Exercise 1 - Restate the paragraph beginning "Shrug. That doesn't really bother me" from the issue tracker message more briefly, keeping its main facts.
Exercise 2 - Write out word for word the stretch of the issue tracker message from "This issue tracker" through "to be rounded.".

Text for analysis -
►

This issue tracker has been migrated to GitHub, and is currently read-only.
For more information, see the GitHub FAQs in the Python's Developer Guide.

Author mark.dickinson
Recipients mark.dickinson, skrah
Date 2009-10-04.09:41:15
SpamBayes Score 2.4477087e-12
Marked as misclassified No
Message-id <1254649277.88.0.0533999761459.issue7049@psf.upfronthosting.co.za>
In-reply-to
Content
Shrug.  That doesn't really bother me.  x**y%z and pow(x, y, z) aren't 
going to match anyway, as soon as x**y has to be rounded.

What would bother me more is the idea of having, with precision 4:

pow(3, 22, 12347) -> nan
pow(3, 23, 12347) -> 7820
pow(3, 24, 12347) -> nan
pow(3, 25, 12347) -> 8645
pow(3, 26, 12347) -> 1241
etc.

(or a similar phenomenon with the 1st argument varying and 2nd and 3rd 
arguments fixed).  Or something that called pow(x, 3, 100003) with 
precision 5, and worked for all but 3 possible values of x.  That sort 
of thing is the cause of hidden bugs.

◄

Document understanding data:

►

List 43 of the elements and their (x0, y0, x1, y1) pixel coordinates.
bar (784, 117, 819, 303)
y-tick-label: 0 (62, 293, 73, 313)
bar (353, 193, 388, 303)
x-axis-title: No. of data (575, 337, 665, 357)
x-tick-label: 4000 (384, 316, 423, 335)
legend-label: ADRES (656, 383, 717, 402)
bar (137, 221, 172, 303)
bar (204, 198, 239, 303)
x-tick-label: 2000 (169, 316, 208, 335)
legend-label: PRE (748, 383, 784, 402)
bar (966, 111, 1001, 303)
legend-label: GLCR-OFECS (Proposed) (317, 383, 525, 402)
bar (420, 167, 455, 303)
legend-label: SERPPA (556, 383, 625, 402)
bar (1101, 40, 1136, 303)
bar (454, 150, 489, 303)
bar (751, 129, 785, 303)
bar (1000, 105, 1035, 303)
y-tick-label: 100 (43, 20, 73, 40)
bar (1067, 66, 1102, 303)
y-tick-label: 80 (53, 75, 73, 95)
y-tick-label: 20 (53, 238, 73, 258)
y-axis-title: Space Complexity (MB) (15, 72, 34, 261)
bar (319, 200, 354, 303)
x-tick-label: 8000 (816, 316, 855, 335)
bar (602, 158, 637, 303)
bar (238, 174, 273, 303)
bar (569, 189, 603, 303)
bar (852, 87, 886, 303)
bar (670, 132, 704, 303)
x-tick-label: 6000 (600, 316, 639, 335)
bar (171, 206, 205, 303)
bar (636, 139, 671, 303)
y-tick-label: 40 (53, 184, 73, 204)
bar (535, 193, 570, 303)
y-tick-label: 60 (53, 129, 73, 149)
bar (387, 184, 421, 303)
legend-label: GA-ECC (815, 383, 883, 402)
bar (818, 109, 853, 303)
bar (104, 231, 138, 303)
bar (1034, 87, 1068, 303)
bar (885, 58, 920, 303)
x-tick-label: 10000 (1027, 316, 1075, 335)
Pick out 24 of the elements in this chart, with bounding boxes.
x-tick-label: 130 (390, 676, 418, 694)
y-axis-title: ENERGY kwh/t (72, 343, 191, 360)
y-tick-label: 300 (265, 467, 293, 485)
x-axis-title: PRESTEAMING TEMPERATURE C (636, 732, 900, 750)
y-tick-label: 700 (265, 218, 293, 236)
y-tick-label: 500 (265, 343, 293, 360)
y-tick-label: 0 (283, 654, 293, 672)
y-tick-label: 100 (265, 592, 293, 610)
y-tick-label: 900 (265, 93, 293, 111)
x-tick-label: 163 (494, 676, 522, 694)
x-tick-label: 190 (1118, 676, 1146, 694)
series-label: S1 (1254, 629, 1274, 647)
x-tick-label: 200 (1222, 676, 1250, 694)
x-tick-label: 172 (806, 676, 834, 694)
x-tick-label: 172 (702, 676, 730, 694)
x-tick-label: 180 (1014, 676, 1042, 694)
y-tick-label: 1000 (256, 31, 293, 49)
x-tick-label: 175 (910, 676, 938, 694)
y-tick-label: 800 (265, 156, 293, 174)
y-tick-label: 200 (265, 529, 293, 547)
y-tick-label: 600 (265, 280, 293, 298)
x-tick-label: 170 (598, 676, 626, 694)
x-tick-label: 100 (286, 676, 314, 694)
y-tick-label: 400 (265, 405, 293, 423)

◄

Task answer 1 - The writer is not bothered by this: x**y%z and pow(x, y, z) will fail to match anyway once x**y has to be rounded.

Task answer 2 -
This issue tracker has been migrated to GitHub, and is currently read-only.
For more information, see the GitHub FAQs in the Python's Developer Guide.

Author mark.dickinson
Recipients mark.dickinson, skrah
Date 2009-10-04.09:41:15
SpamBayes Score 2.4477087e-12
Marked as misclassified No
Message-id <1254649277.88.0.0533999761459.issue7049@psf.upfronthosting.co.za>
In-reply-to
Content
Shrug.  That doesn't really bother me.  x**y%z and pow(x, y, z) aren't 
going to match anyway, as soon as x**y has to be rounded.